▶ WHAT THE TASK ASKS
Images appear in the records below; leave them out and repeat everything else exactly.

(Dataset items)
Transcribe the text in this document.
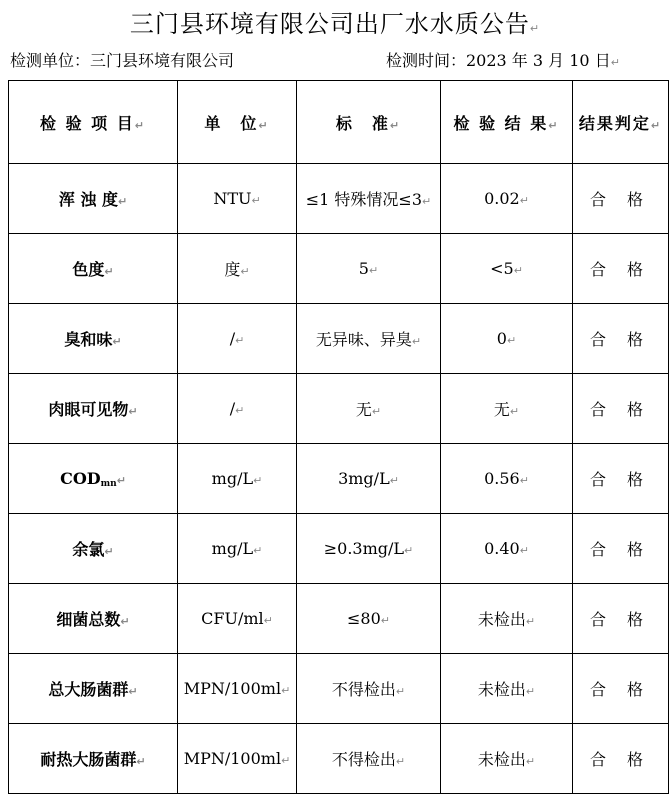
三门县环境有限公司出厂水水质公告↵
检测单位：三门县环境有限公司	检测时间：2023 年 3 月 10 日↵
检 验 项 目↵	单　位↵	标　准↵	检 验 结 果↵	结果判定↵
浑 浊 度↵	NTU↵	≤1 特殊情况≤3↵	0.02↵	合 格
色度↵	度↵	5↵	<5↵	合 格
臭和味↵	/↵	无异味、异臭↵	0↵	合 格
肉眼可见物↵	/↵	无↵	无↵	合 格
$COD_{mn}↵$	mg/L↵	3mg/L↵	0.56↵	合 格
余氯↵	mg/L↵	≥0.3mg/L↵	0.40↵	合 格
细菌总数↵	CFU/ml↵	≤80↵	未检出↵	合 格
总大肠菌群↵	MPN/100ml↵	不得检出↵	未检出↵	合 格
耐热大肠菌群↵	MPN/100ml↵	不得检出↵	未检出↵	合 格
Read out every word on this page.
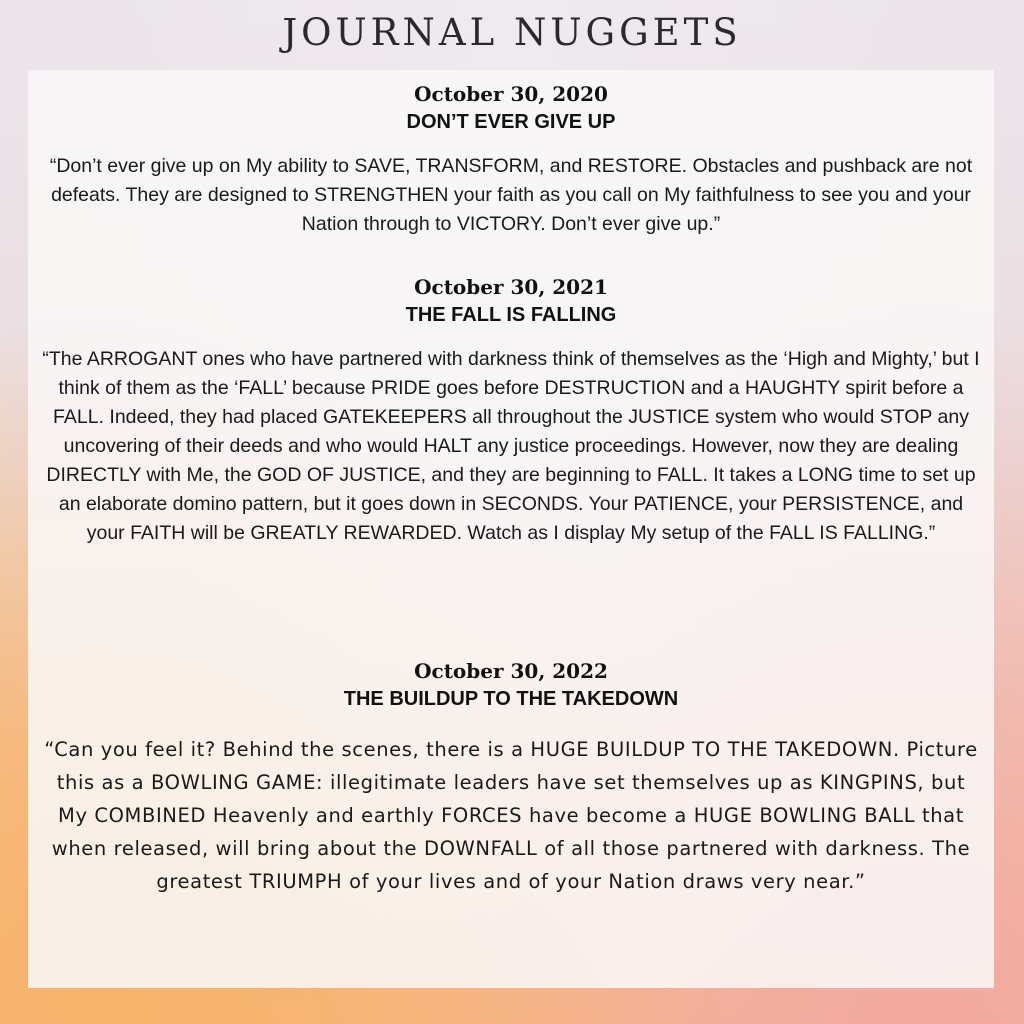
JOURNAL NUGGETS
October 30, 2020
DON’T EVER GIVE UP
“Don’t ever give up on My ability to SAVE, TRANSFORM, and RESTORE. Obstacles and pushback are not defeats. They are designed to STRENGTHEN your faith as you call on My faithfulness to see you and your Nation through to VICTORY. Don’t ever give up.”
October 30, 2021
THE FALL IS FALLING
“The ARROGANT ones who have partnered with darkness think of themselves as the ‘High and Mighty,’ but I think of them as the ‘FALL’ because PRIDE goes before DESTRUCTION and a HAUGHTY spirit before a FALL. Indeed, they had placed GATEKEEPERS all throughout the JUSTICE system who would STOP any uncovering of their deeds and who would HALT any justice proceedings. However, now they are dealing DIRECTLY with Me, the GOD OF JUSTICE, and they are beginning to FALL. It takes a LONG time to set up an elaborate domino pattern, but it goes down in SECONDS. Your PATIENCE, your PERSISTENCE, and your FAITH will be GREATLY REWARDED. Watch as I display My setup of the FALL IS FALLING.”
October 30, 2022
THE BUILDUP TO THE TAKEDOWN
“Can you feel it? Behind the scenes, there is a HUGE BUILDUP TO THE TAKEDOWN. Picture this as a BOWLING GAME: illegitimate leaders have set themselves up as KINGPINS, but My COMBINED Heavenly and earthly FORCES have become a HUGE BOWLING BALL that when released, will bring about the DOWNFALL of all those partnered with darkness. The greatest TRIUMPH of your lives and of your Nation draws very near.”
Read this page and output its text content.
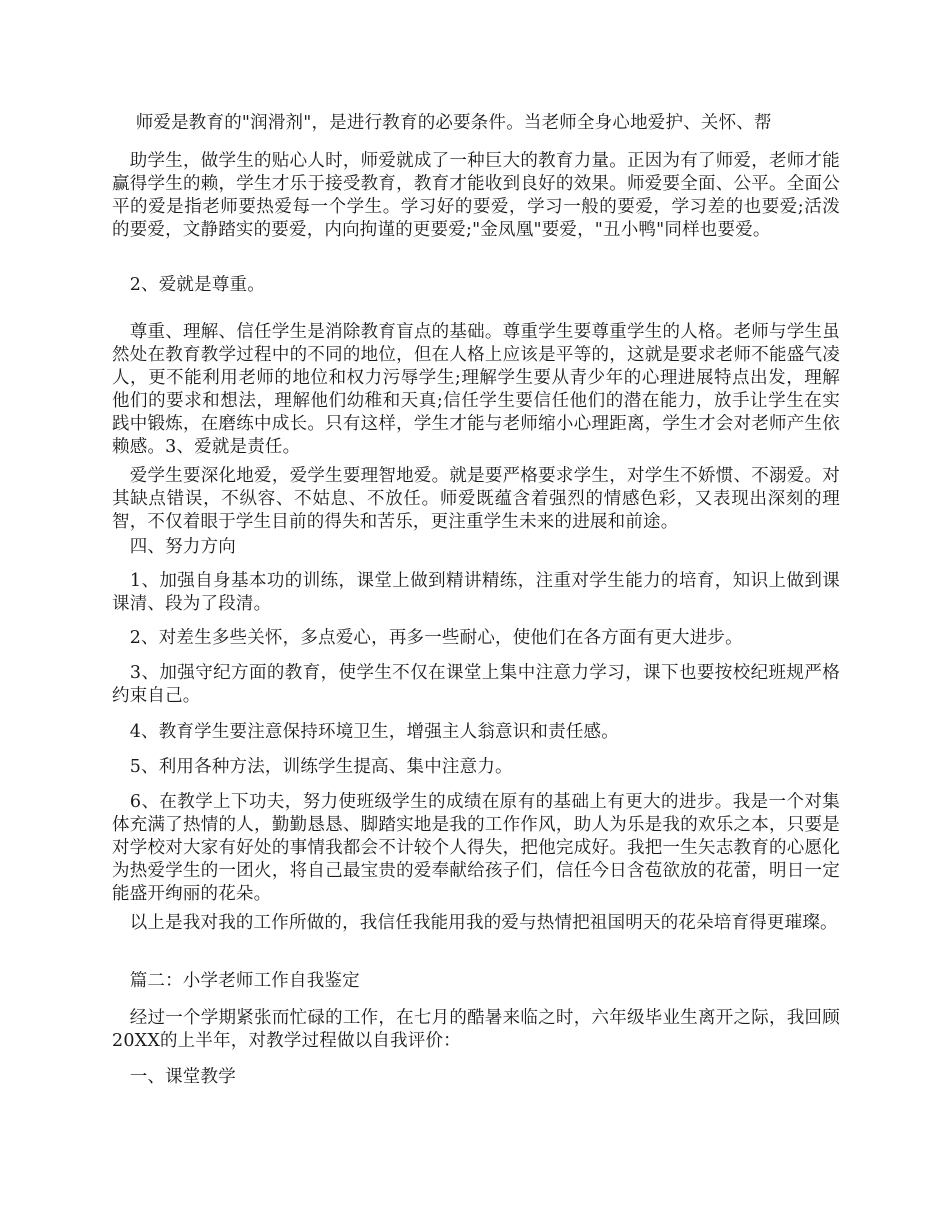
　师爱是教育的"润滑剂"，是进行教育的必要条件。当老师全身心地爱护、关怀、帮

　助学生，做学生的贴心人时，师爱就成了一种巨大的教育力量。正因为有了师爱，老师才能赢得学生的赖，学生才乐于接受教育，教育才能收到良好的效果。师爱要全面、公平。全面公平的爱是指老师要热爱每一个学生。学习好的要爱，学习一般的要爱，学习差的也要爱;活泼的要爱，文静踏实的要爱，内向拘谨的更要爱;"金凤凰"要爱，"丑小鸭"同样也要爱。

　2、爱就是尊重。

　尊重、理解、信任学生是消除教育盲点的基础。尊重学生要尊重学生的人格。老师与学生虽然处在教育教学过程中的不同的地位，但在人格上应该是平等的，这就是要求老师不能盛气凌人，更不能利用老师的地位和权力污辱学生;理解学生要从青少年的心理进展特点出发，理解他们的要求和想法，理解他们幼稚和天真;信任学生要信任他们的潜在能力，放手让学生在实践中锻炼，在磨练中成长。只有这样，学生才能与老师缩小心理距离，学生才会对老师产生依赖感。3、爱就是责任。

　爱学生要深化地爱，爱学生要理智地爱。就是要严格要求学生，对学生不娇惯、不溺爱。对其缺点错误，不纵容、不姑息、不放任。师爱既蕴含着强烈的情感色彩，又表现出深刻的理智，不仅着眼于学生目前的得失和苦乐，更注重学生未来的进展和前途。

　四、努力方向

　1、加强自身基本功的训练，课堂上做到精讲精练，注重对学生能力的培育，知识上做到课课清、段为了段清。

　2、对差生多些关怀，多点爱心，再多一些耐心，使他们在各方面有更大进步。

　3、加强守纪方面的教育，使学生不仅在课堂上集中注意力学习，课下也要按校纪班规严格约束自己。

　4、教育学生要注意保持环境卫生，增强主人翁意识和责任感。

　5、利用各种方法，训练学生提高、集中注意力。

　6、在教学上下功夫，努力使班级学生的成绩在原有的基础上有更大的进步。我是一个对集体充满了热情的人，勤勤恳恳、脚踏实地是我的工作作风，助人为乐是我的欢乐之本，只要是对学校对大家有好处的事情我都会不计较个人得失，把他完成好。我把一生矢志教育的心愿化为热爱学生的一团火，将自己最宝贵的爱奉献给孩子们，信任今日含苞欲放的花蕾，明日一定能盛开绚丽的花朵。

　以上是我对我的工作所做的，我信任我能用我的爱与热情把祖国明天的花朵培育得更璀璨。

　篇二：小学老师工作自我鉴定

　经过一个学期紧张而忙碌的工作，在七月的酷暑来临之时，六年级毕业生离开之际，我回顾20XX的上半年，对教学过程做以自我评价：

　一、课堂教学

▶ RESPONSE
Transcribe the text in this document.
三门县环境有限公司出厂水水质公告↵
检测单位：三门县环境有限公司	检测时间：2023 年 3 月 10 日↵
检 验 项 目↵	单　位↵	标　准↵	检 验 结 果↵	结果判定↵
浑 浊 度↵	NTU↵	≤1 特殊情况≤3↵	0.02↵	合 格
色度↵	度↵	5↵	<5↵	合 格
臭和味↵	/↵	无异味、异臭↵	0↵	合 格
肉眼可见物↵	/↵	无↵	无↵	合 格
$COD_{mn}↵$	mg/L↵	3mg/L↵	0.56↵	合 格
余氯↵	mg/L↵	≥0.3mg/L↵	0.40↵	合 格
细菌总数↵	CFU/ml↵	≤80↵	未检出↵	合 格
总大肠菌群↵	MPN/100ml↵	不得检出↵	未检出↵	合 格
耐热大肠菌群↵	MPN/100ml↵	不得检出↵	未检出↵	合 格
Read out every word on this page.
JOURNAL NUGGETS
October 30, 2020
DON’T EVER GIVE UP
“Don’t ever give up on My ability to SAVE, TRANSFORM, and RESTORE. Obstacles and pushback are not defeats. They are designed to STRENGTHEN your faith as you call on My faithfulness to see you and your Nation through to VICTORY. Don’t ever give up.”
October 30, 2021
THE FALL IS FALLING
“The ARROGANT ones who have partnered with darkness think of themselves as the ‘High and Mighty,’ but I think of them as the ‘FALL’ because PRIDE goes before DESTRUCTION and a HAUGHTY spirit before a FALL. Indeed, they had placed GATEKEEPERS all throughout the JUSTICE system who would STOP any uncovering of their deeds and who would HALT any justice proceedings. However, now they are dealing DIRECTLY with Me, the GOD OF JUSTICE, and they are beginning to FALL. It takes a LONG time to set up an elaborate domino pattern, but it goes down in SECONDS. Your PATIENCE, your PERSISTENCE, and your FAITH will be GREATLY REWARDED. Watch as I display My setup of the FALL IS FALLING.”
October 30, 2022
THE BUILDUP TO THE TAKEDOWN
“Can you feel it? Behind the scenes, there is a HUGE BUILDUP TO THE TAKEDOWN. Picture this as a BOWLING GAME: illegitimate leaders have set themselves up as KINGPINS, but My COMBINED Heavenly and earthly FORCES have become a HUGE BOWLING BALL that when released, will bring about the DOWNFALL of all those partnered with darkness. The greatest TRIUMPH of your lives and of your Nation draws very near.”
Read this page and output its text content.
　师爱是教育的"润滑剂"，是进行教育的必要条件。当老师全身心地爱护、关怀、帮

　助学生，做学生的贴心人时，师爱就成了一种巨大的教育力量。正因为有了师爱，老师才能赢得学生的赖，学生才乐于接受教育，教育才能收到良好的效果。师爱要全面、公平。全面公平的爱是指老师要热爱每一个学生。学习好的要爱，学习一般的要爱，学习差的也要爱;活泼的要爱，文静踏实的要爱，内向拘谨的更要爱;"金凤凰"要爱，"丑小鸭"同样也要爱。

　2、爱就是尊重。

　尊重、理解、信任学生是消除教育盲点的基础。尊重学生要尊重学生的人格。老师与学生虽然处在教育教学过程中的不同的地位，但在人格上应该是平等的，这就是要求老师不能盛气凌人，更不能利用老师的地位和权力污辱学生;理解学生要从青少年的心理进展特点出发，理解他们的要求和想法，理解他们幼稚和天真;信任学生要信任他们的潜在能力，放手让学生在实践中锻炼，在磨练中成长。只有这样，学生才能与老师缩小心理距离，学生才会对老师产生依赖感。3、爱就是责任。

　爱学生要深化地爱，爱学生要理智地爱。就是要严格要求学生，对学生不娇惯、不溺爱。对其缺点错误，不纵容、不姑息、不放任。师爱既蕴含着强烈的情感色彩，又表现出深刻的理智，不仅着眼于学生目前的得失和苦乐，更注重学生未来的进展和前途。

　四、努力方向

　1、加强自身基本功的训练，课堂上做到精讲精练，注重对学生能力的培育，知识上做到课课清、段为了段清。

　2、对差生多些关怀，多点爱心，再多一些耐心，使他们在各方面有更大进步。

　3、加强守纪方面的教育，使学生不仅在课堂上集中注意力学习，课下也要按校纪班规严格约束自己。

　4、教育学生要注意保持环境卫生，增强主人翁意识和责任感。

　5、利用各种方法，训练学生提高、集中注意力。

　6、在教学上下功夫，努力使班级学生的成绩在原有的基础上有更大的进步。我是一个对集体充满了热情的人，勤勤恳恳、脚踏实地是我的工作作风，助人为乐是我的欢乐之本，只要是对学校对大家有好处的事情我都会不计较个人得失，把他完成好。我把一生矢志教育的心愿化为热爱学生的一团火，将自己最宝贵的爱奉献给孩子们，信任今日含苞欲放的花蕾，明日一定能盛开绚丽的花朵。

　以上是我对我的工作所做的，我信任我能用我的爱与热情把祖国明天的花朵培育得更璀璨。

　篇二：小学老师工作自我鉴定

　经过一个学期紧张而忙碌的工作，在七月的酷暑来临之时，六年级毕业生离开之际，我回顾20XX的上半年，对教学过程做以自我评价：

　一、课堂教学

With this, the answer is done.